**WHAT IS NEEDED**
Starting at the line that contains "Extract all readable text from this page.", write out each line through the end of the data below, exactly as it stands. Skip any pictures.

Source data
┄┄┄┄┄┄┄┄┄┄
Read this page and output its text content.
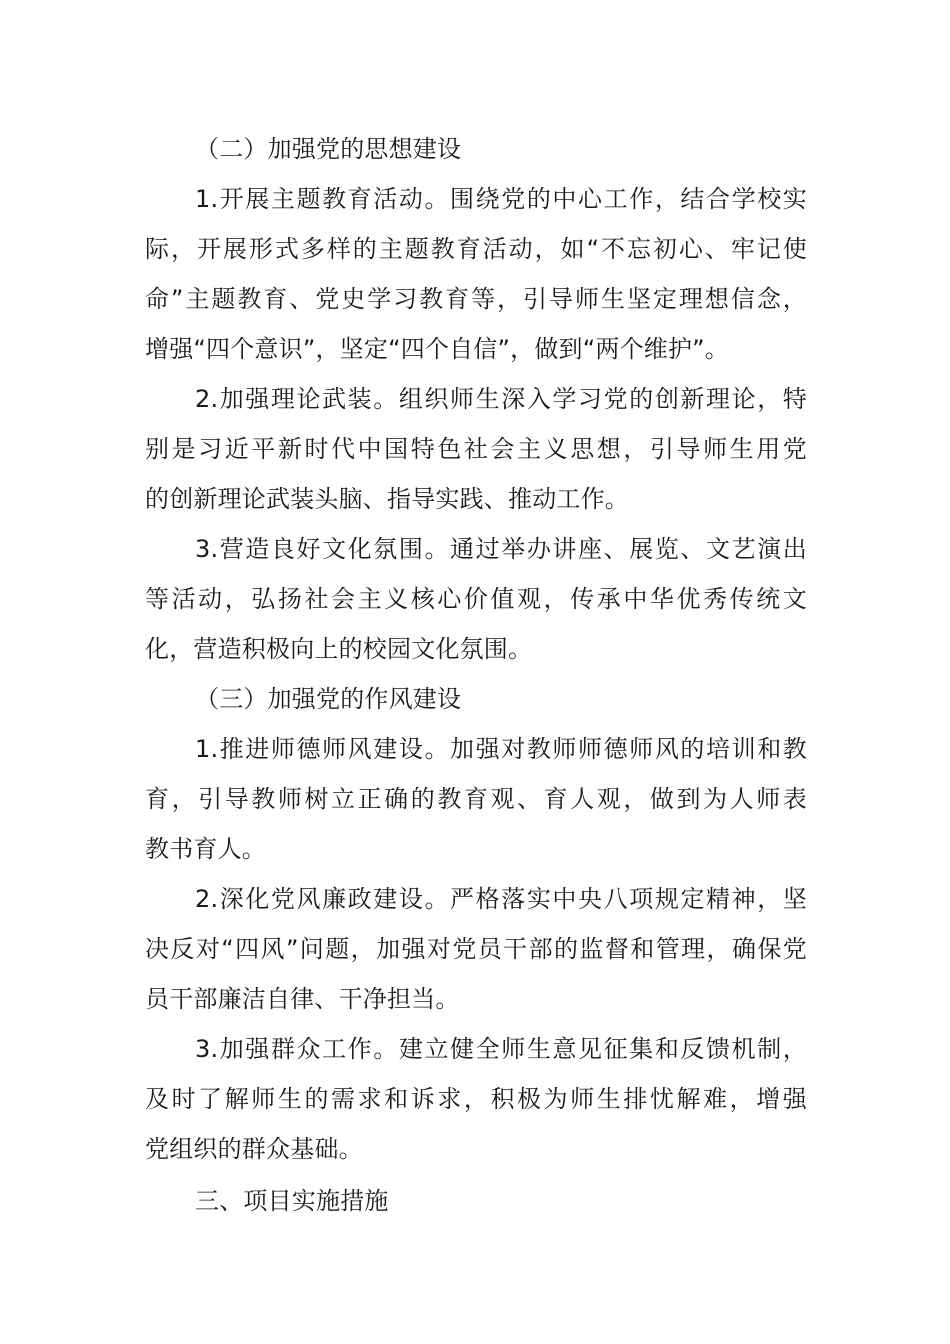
（二）加强党的思想建设
1.开展主题教育活动。围绕党的中心工作，结合学校实
际，开展形式多样的主题教育活动，如“不忘初心、牢记使
命”主题教育、党史学习教育等，引导师生坚定理想信念，
增强“四个意识”，坚定“四个自信”，做到“两个维护”。
2.加强理论武装。组织师生深入学习党的创新理论，特
别是习近平新时代中国特色社会主义思想，引导师生用党
的创新理论武装头脑、指导实践、推动工作。
3.营造良好文化氛围。通过举办讲座、展览、文艺演出
等活动，弘扬社会主义核心价值观，传承中华优秀传统文
化，营造积极向上的校园文化氛围。
（三）加强党的作风建设
1.推进师德师风建设。加强对教师师德师风的培训和教
育，引导教师树立正确的教育观、育人观，做到为人师表
教书育人。
2.深化党风廉政建设。严格落实中央八项规定精神，坚
决反对“四风”问题，加强对党员干部的监督和管理，确保党
员干部廉洁自律、干净担当。
3.加强群众工作。建立健全师生意见征集和反馈机制，
及时了解师生的需求和诉求，积极为师生排忧解难，增强
党组织的群众基础。
三、项目实施措施
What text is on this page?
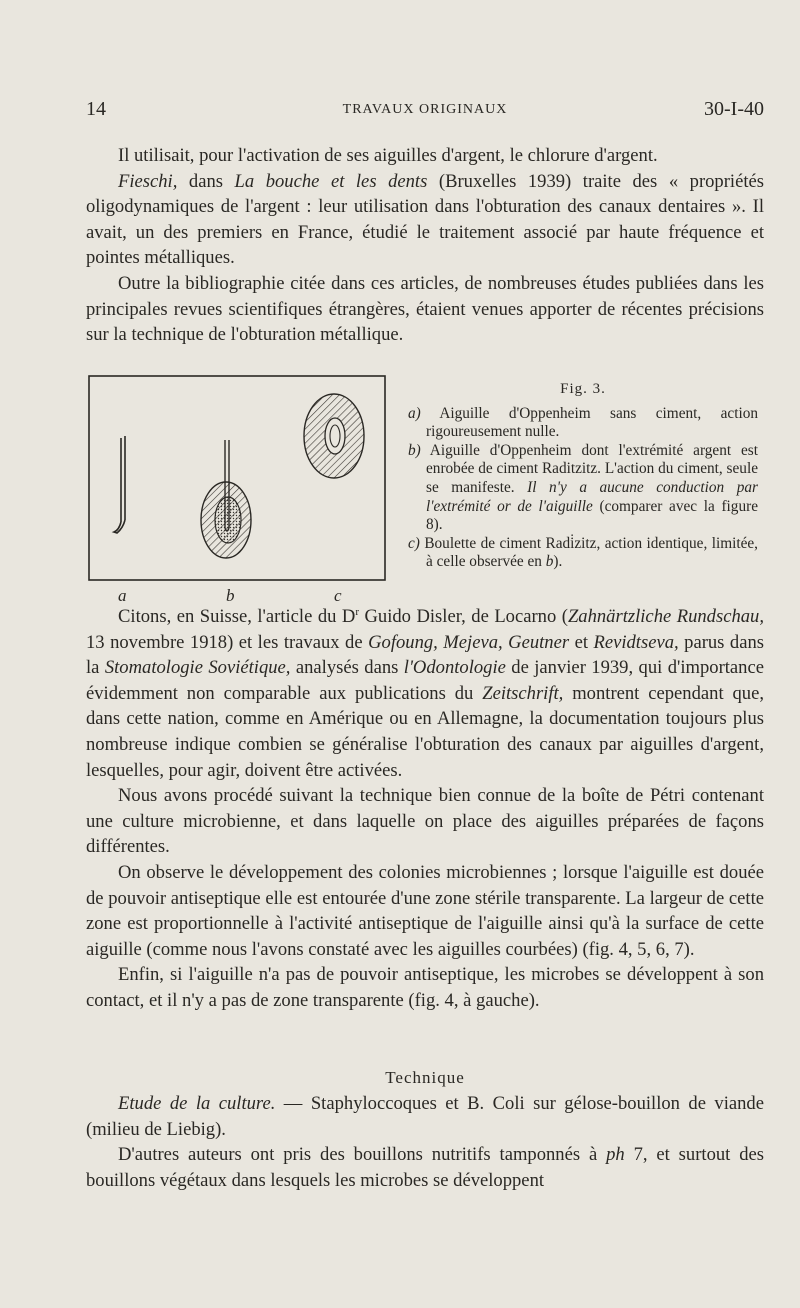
14	TRAVAUX ORIGINAUX	30-I-40

Il utilisait, pour l'activation de ses aiguilles d'argent, le chlorure d'argent.

Fieschi, dans La bouche et les dents (Bruxelles 1939) traite des « propriétés oligodynamiques de l'argent : leur utilisation dans l'obturation des canaux dentaires ». Il avait, un des premiers en France, étudié le traitement associé par haute fréquence et pointes métalliques.

Outre la bibliographie citée dans ces articles, de nombreuses études publiées dans les principales revues scientifiques étrangères, étaient venues apporter de récentes précisions sur la technique de l'obturation métallique.

a	b	c
Fig. 3.

a) Aiguille d'Oppenheim sans ciment, action rigoureusement nulle.

b) Aiguille d'Oppenheim dont l'extrémité argent est enrobée de ciment Raditzitz. L'action du ciment, seule se manifeste. Il n'y a aucune conduction par l'extrémité or de l'aiguille (comparer avec la figure 8).

c) Boulette de ciment Radi̇zitz, action identique, limitée, à celle observée en b).

Citons, en Suisse, l'article du $D^r$ Guido Disler, de Locarno (Zahnärtzliche Rundschau, 13 novembre 1918) et les travaux de Gofoung, Mejeva, Geutner et Revidtseva, parus dans la Stomatologie Soviétique, analysés dans l'Odontologie de janvier 1939, qui d'importance évidemment non comparable aux publications du Zeitschrift, montrent cependant que, dans cette nation, comme en Amérique ou en Allemagne, la documentation toujours plus nombreuse indique combien se généralise l'obturation des canaux par aiguilles d'argent, lesquelles, pour agir, doivent être activées.

Nous avons procédé suivant la technique bien connue de la boîte de Pétri contenant une culture microbienne, et dans laquelle on place des aiguilles préparées de façons différentes.

On observe le développement des colonies microbiennes ; lorsque l'aiguille est douée de pouvoir antiseptique elle est entourée d'une zone stérile transparente. La largeur de cette zone est proportionnelle à l'activité antiseptique de l'aiguille ainsi qu'à la surface de cette aiguille (comme nous l'avons constaté avec les aiguilles courbées) (fig. 4, 5, 6, 7).

Enfin, si l'aiguille n'a pas de pouvoir antiseptique, les microbes se développent à son contact, et il n'y a pas de zone transparente (fig. 4, à gauche).

Technique

Etude de la culture. — Staphyloccoques et B. Coli sur gélose-bouillon de viande (milieu de Liebig).

D'autres auteurs ont pris des bouillons nutritifs tamponnés à ph 7, et surtout des bouillons végétaux dans lesquels les microbes se développent
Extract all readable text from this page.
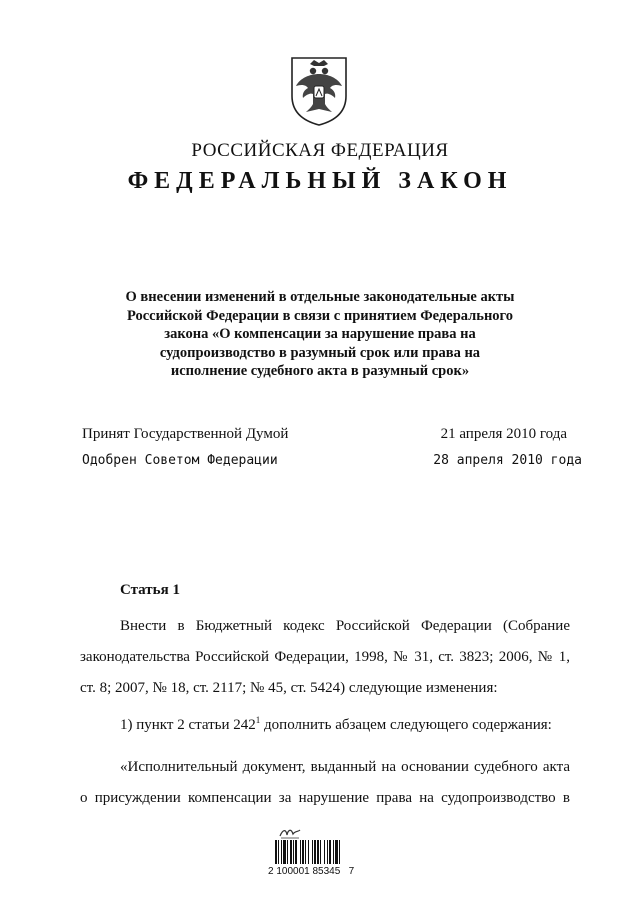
РОССИЙСКАЯ ФЕДЕРАЦИЯ
ФЕДЕРАЛЬНЫЙ ЗАКОН
О внесении изменений в отдельные законодательные акты
Российской Федерации в связи с принятием Федерального
закона «О компенсации за нарушение права на
судопроизводство в разумный срок или права на
исполнение судебного акта в разумный срок»
Принят Государственной Думой	21 апреля 2010 года
Одобрен Советом Федерации	28 апреля 2010 года
Статья 1
Внести в Бюджетный кодекс Российской Федерации (Собрание законодательства Российской Федерации, 1998, № 31, ст. 3823; 2006, № 1, ст. 8; 2007, № 18, ст. 2117; № 45, ст. 5424) следующие изменения:
1) пункт 2 статьи $242^1$ дополнить абзацем следующего содержания:
«Исполнительный документ, выданный на основании судебного акта о присуждении компенсации за нарушение права на судопроизводство в
2 100001 85345   7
┄┄┄┄┄┄┄┄┄┄
**RESULT**
Extract all readable text from this page.
РОССИЙСКАЯ ФЕДЕРАЦИЯ
ФЕДЕРАЛЬНЫЙ ЗАКОН
О внесении изменений в отдельные законодательные акты
Российской Федерации в связи с принятием Федерального
закона «О компенсации за нарушение права на
судопроизводство в разумный срок или права на
исполнение судебного акта в разумный срок»
Принят Государственной Думой	21 апреля 2010 года
Одобрен Советом Федерации	28 апреля 2010 года
Статья 1
Внести в Бюджетный кодекс Российской Федерации (Собрание законодательства Российской Федерации, 1998, № 31, ст. 3823; 2006, № 1, ст. 8; 2007, № 18, ст. 2117; № 45, ст. 5424) следующие изменения:
1) пункт 2 статьи $242^1$ дополнить абзацем следующего содержания:
«Исполнительный документ, выданный на основании судебного акта о присуждении компенсации за нарушение права на судопроизводство в
2 100001 85345   7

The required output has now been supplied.